Records from a collection:
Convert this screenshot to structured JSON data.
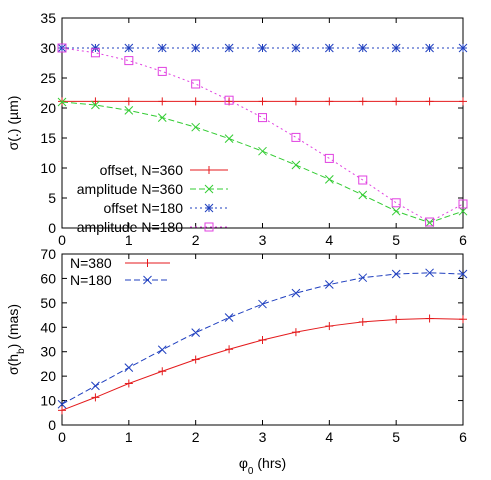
{
  "chart_data": [
    {
      "type": "line",
      "ylabel": "σ(.) (µm)",
      "xlim": [
        0,
        6
      ],
      "ylim": [
        0,
        35
      ],
      "xticks": [
        0,
        1,
        2,
        3,
        4,
        5,
        6
      ],
      "yticks": [
        0,
        5,
        10,
        15,
        20,
        25,
        30,
        35
      ],
      "grid": false,
      "legend_placement": "bottom-left",
      "series": [
        {
          "name": "offset, N=360",
          "color": "#e41a1c",
          "marker": "plus",
          "dash": "solid",
          "x": [
            0,
            0.5,
            1,
            1.5,
            2,
            2.5,
            3,
            3.5,
            4,
            4.5,
            5,
            5.5,
            6
          ],
          "y": [
            21.1,
            21.1,
            21.1,
            21.1,
            21.1,
            21.1,
            21.1,
            21.1,
            21.1,
            21.1,
            21.1,
            21.1,
            21.1
          ]
        },
        {
          "name": "amplitude N=360",
          "color": "#33cc33",
          "marker": "x",
          "dash": "dashed",
          "x": [
            0,
            0.5,
            1,
            1.5,
            2,
            2.5,
            3,
            3.5,
            4,
            4.5,
            5,
            5.5,
            6
          ],
          "y": [
            21.0,
            20.5,
            19.6,
            18.4,
            16.8,
            14.9,
            12.8,
            10.5,
            8.1,
            5.5,
            2.8,
            0.9,
            2.8
          ]
        },
        {
          "name": "offset N=180",
          "color": "#1f3fbf",
          "marker": "star",
          "dash": "dotted",
          "x": [
            0,
            0.5,
            1,
            1.5,
            2,
            2.5,
            3,
            3.5,
            4,
            4.5,
            5,
            5.5,
            6
          ],
          "y": [
            30,
            30,
            30,
            30,
            30,
            30,
            30,
            30,
            30,
            30,
            30,
            30,
            30
          ]
        },
        {
          "name": "amplitude N=180",
          "color": "#e040e0",
          "marker": "square",
          "dash": "dotted",
          "x": [
            0,
            0.5,
            1,
            1.5,
            2,
            2.5,
            3,
            3.5,
            4,
            4.5,
            5,
            5.5,
            6
          ],
          "y": [
            30,
            29.2,
            27.9,
            26.1,
            24.0,
            21.3,
            18.4,
            15.1,
            11.6,
            8.0,
            4.2,
            1.0,
            4.0
          ]
        }
      ]
    },
    {
      "type": "line",
      "xlabel": "φ0 (hrs)",
      "ylabel": "σ(hb) (mas)",
      "xlim": [
        0,
        6
      ],
      "ylim": [
        0,
        70
      ],
      "xticks": [
        0,
        1,
        2,
        3,
        4,
        5,
        6
      ],
      "yticks": [
        0,
        10,
        20,
        30,
        40,
        50,
        60,
        70
      ],
      "grid": false,
      "legend_placement": "top-left",
      "series": [
        {
          "name": "N=380",
          "color": "#e41a1c",
          "marker": "plus",
          "dash": "solid",
          "x": [
            0,
            0.5,
            1,
            1.5,
            2,
            2.5,
            3,
            3.5,
            4,
            4.5,
            5,
            5.5,
            6
          ],
          "y": [
            6.0,
            11.3,
            17.0,
            22.0,
            26.8,
            31.0,
            34.8,
            38.0,
            40.5,
            42.2,
            43.2,
            43.6,
            43.3
          ]
        },
        {
          "name": "N=180",
          "color": "#1f3fbf",
          "marker": "x",
          "dash": "dashed",
          "x": [
            0,
            0.5,
            1,
            1.5,
            2,
            2.5,
            3,
            3.5,
            4,
            4.5,
            5,
            5.5,
            6
          ],
          "y": [
            8.5,
            16.0,
            23.5,
            30.8,
            37.8,
            44.0,
            49.5,
            54.0,
            57.5,
            60.3,
            61.8,
            62.3,
            61.8
          ]
        }
      ]
    }
  ]
}
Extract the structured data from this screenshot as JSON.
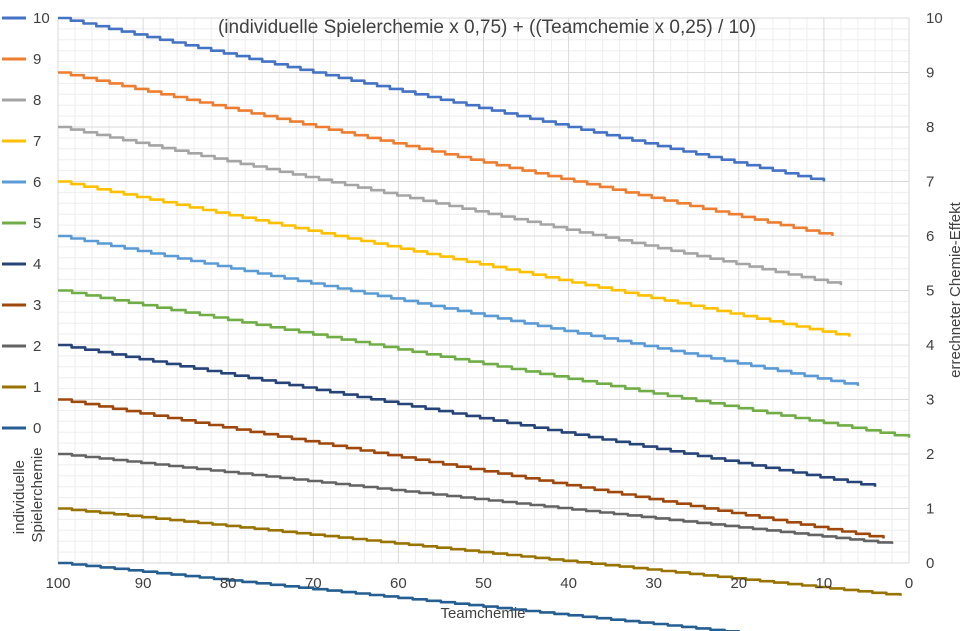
{
  "chart_data": {
    "type": "line",
    "title": "(individuelle Spielerchemie x 0,75) + ((Teamchemie x 0,25) / 10)",
    "xlabel": "Teamchemie",
    "ylabel_left": "individuelle Spielerchemie",
    "ylabel_right": "errechneter Chemie-Effekt",
    "x_axis": {
      "min": 0,
      "max": 100,
      "reversed": true,
      "ticks": [
        100,
        90,
        80,
        70,
        60,
        50,
        40,
        30,
        20,
        10,
        0
      ]
    },
    "y_axis_right": {
      "min": 0,
      "max": 10,
      "ticks": [
        0,
        1,
        2,
        3,
        4,
        5,
        6,
        7,
        8,
        9,
        10
      ]
    },
    "grid": true,
    "legend": "left",
    "series": [
      {
        "name": "10",
        "color": "#4472c4",
        "x": [
          100,
          10
        ],
        "values": [
          10.0,
          7.0
        ]
      },
      {
        "name": "9",
        "color": "#ed7d31",
        "x": [
          100,
          9
        ],
        "values": [
          9.0,
          6.0
        ]
      },
      {
        "name": "8",
        "color": "#a5a5a5",
        "x": [
          100,
          8
        ],
        "values": [
          8.0,
          5.1
        ]
      },
      {
        "name": "7",
        "color": "#ffc000",
        "x": [
          100,
          7
        ],
        "values": [
          7.0,
          4.15
        ]
      },
      {
        "name": "6",
        "color": "#5b9bd5",
        "x": [
          100,
          6
        ],
        "values": [
          6.0,
          3.25
        ]
      },
      {
        "name": "5",
        "color": "#70ad47",
        "x": [
          100,
          0
        ],
        "values": [
          5.0,
          2.3
        ]
      },
      {
        "name": "4",
        "color": "#264478",
        "x": [
          100,
          4
        ],
        "values": [
          4.0,
          1.4
        ]
      },
      {
        "name": "3",
        "color": "#9e480e",
        "x": [
          100,
          3
        ],
        "values": [
          3.0,
          0.45
        ]
      },
      {
        "name": "2",
        "color": "#636363",
        "x": [
          100,
          2
        ],
        "values": [
          2.0,
          0.35
        ]
      },
      {
        "name": "1",
        "color": "#997300",
        "x": [
          100,
          1
        ],
        "values": [
          1.0,
          -0.6
        ]
      },
      {
        "name": "0",
        "color": "#255e91",
        "x": [
          100,
          0
        ],
        "values": [
          0.0,
          -1.6
        ]
      }
    ]
  }
}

Task requirements: Restate the full listing verbatim and drop every picture.

The answer:
Convert this screenshot to structured JSON data.
{
  "chart_data": [
    {
      "type": "line",
      "ylabel": "σ(.) (µm)",
      "xlim": [
        0,
        6
      ],
      "ylim": [
        0,
        35
      ],
      "xticks": [
        0,
        1,
        2,
        3,
        4,
        5,
        6
      ],
      "yticks": [
        0,
        5,
        10,
        15,
        20,
        25,
        30,
        35
      ],
      "grid": false,
      "legend_placement": "bottom-left",
      "series": [
        {
          "name": "offset, N=360",
          "color": "#e41a1c",
          "marker": "plus",
          "dash": "solid",
          "x": [
            0,
            0.5,
            1,
            1.5,
            2,
            2.5,
            3,
            3.5,
            4,
            4.5,
            5,
            5.5,
            6
          ],
          "y": [
            21.1,
            21.1,
            21.1,
            21.1,
            21.1,
            21.1,
            21.1,
            21.1,
            21.1,
            21.1,
            21.1,
            21.1,
            21.1
          ]
        },
        {
          "name": "amplitude N=360",
          "color": "#33cc33",
          "marker": "x",
          "dash": "dashed",
          "x": [
            0,
            0.5,
            1,
            1.5,
            2,
            2.5,
            3,
            3.5,
            4,
            4.5,
            5,
            5.5,
            6
          ],
          "y": [
            21.0,
            20.5,
            19.6,
            18.4,
            16.8,
            14.9,
            12.8,
            10.5,
            8.1,
            5.5,
            2.8,
            0.9,
            2.8
          ]
        },
        {
          "name": "offset N=180",
          "color": "#1f3fbf",
          "marker": "star",
          "dash": "dotted",
          "x": [
            0,
            0.5,
            1,
            1.5,
            2,
            2.5,
            3,
            3.5,
            4,
            4.5,
            5,
            5.5,
            6
          ],
          "y": [
            30,
            30,
            30,
            30,
            30,
            30,
            30,
            30,
            30,
            30,
            30,
            30,
            30
          ]
        },
        {
          "name": "amplitude N=180",
          "color": "#e040e0",
          "marker": "square",
          "dash": "dotted",
          "x": [
            0,
            0.5,
            1,
            1.5,
            2,
            2.5,
            3,
            3.5,
            4,
            4.5,
            5,
            5.5,
            6
          ],
          "y": [
            30,
            29.2,
            27.9,
            26.1,
            24.0,
            21.3,
            18.4,
            15.1,
            11.6,
            8.0,
            4.2,
            1.0,
            4.0
          ]
        }
      ]
    },
    {
      "type": "line",
      "xlabel": "φ0 (hrs)",
      "ylabel": "σ(hb) (mas)",
      "xlim": [
        0,
        6
      ],
      "ylim": [
        0,
        70
      ],
      "xticks": [
        0,
        1,
        2,
        3,
        4,
        5,
        6
      ],
      "yticks": [
        0,
        10,
        20,
        30,
        40,
        50,
        60,
        70
      ],
      "grid": false,
      "legend_placement": "top-left",
      "series": [
        {
          "name": "N=380",
          "color": "#e41a1c",
          "marker": "plus",
          "dash": "solid",
          "x": [
            0,
            0.5,
            1,
            1.5,
            2,
            2.5,
            3,
            3.5,
            4,
            4.5,
            5,
            5.5,
            6
          ],
          "y": [
            6.0,
            11.3,
            17.0,
            22.0,
            26.8,
            31.0,
            34.8,
            38.0,
            40.5,
            42.2,
            43.2,
            43.6,
            43.3
          ]
        },
        {
          "name": "N=180",
          "color": "#1f3fbf",
          "marker": "x",
          "dash": "dashed",
          "x": [
            0,
            0.5,
            1,
            1.5,
            2,
            2.5,
            3,
            3.5,
            4,
            4.5,
            5,
            5.5,
            6
          ],
          "y": [
            8.5,
            16.0,
            23.5,
            30.8,
            37.8,
            44.0,
            49.5,
            54.0,
            57.5,
            60.3,
            61.8,
            62.3,
            61.8
          ]
        }
      ]
    }
  ]
}
Extract the structured data from this screenshot as JSON.
{
  "chart_data": {
    "type": "line",
    "title": "(individuelle Spielerchemie x 0,75) + ((Teamchemie x 0,25) / 10)",
    "xlabel": "Teamchemie",
    "ylabel_left": "individuelle Spielerchemie",
    "ylabel_right": "errechneter Chemie-Effekt",
    "x_axis": {
      "min": 0,
      "max": 100,
      "reversed": true,
      "ticks": [
        100,
        90,
        80,
        70,
        60,
        50,
        40,
        30,
        20,
        10,
        0
      ]
    },
    "y_axis_right": {
      "min": 0,
      "max": 10,
      "ticks": [
        0,
        1,
        2,
        3,
        4,
        5,
        6,
        7,
        8,
        9,
        10
      ]
    },
    "grid": true,
    "legend": "left",
    "series": [
      {
        "name": "10",
        "color": "#4472c4",
        "x": [
          100,
          10
        ],
        "values": [
          10.0,
          7.0
        ]
      },
      {
        "name": "9",
        "color": "#ed7d31",
        "x": [
          100,
          9
        ],
        "values": [
          9.0,
          6.0
        ]
      },
      {
        "name": "8",
        "color": "#a5a5a5",
        "x": [
          100,
          8
        ],
        "values": [
          8.0,
          5.1
        ]
      },
      {
        "name": "7",
        "color": "#ffc000",
        "x": [
          100,
          7
        ],
        "values": [
          7.0,
          4.15
        ]
      },
      {
        "name": "6",
        "color": "#5b9bd5",
        "x": [
          100,
          6
        ],
        "values": [
          6.0,
          3.25
        ]
      },
      {
        "name": "5",
        "color": "#70ad47",
        "x": [
          100,
          0
        ],
        "values": [
          5.0,
          2.3
        ]
      },
      {
        "name": "4",
        "color": "#264478",
        "x": [
          100,
          4
        ],
        "values": [
          4.0,
          1.4
        ]
      },
      {
        "name": "3",
        "color": "#9e480e",
        "x": [
          100,
          3
        ],
        "values": [
          3.0,
          0.45
        ]
      },
      {
        "name": "2",
        "color": "#636363",
        "x": [
          100,
          2
        ],
        "values": [
          2.0,
          0.35
        ]
      },
      {
        "name": "1",
        "color": "#997300",
        "x": [
          100,
          1
        ],
        "values": [
          1.0,
          -0.6
        ]
      },
      {
        "name": "0",
        "color": "#255e91",
        "x": [
          100,
          0
        ],
        "values": [
          0.0,
          -1.6
        ]
      }
    ]
  }
}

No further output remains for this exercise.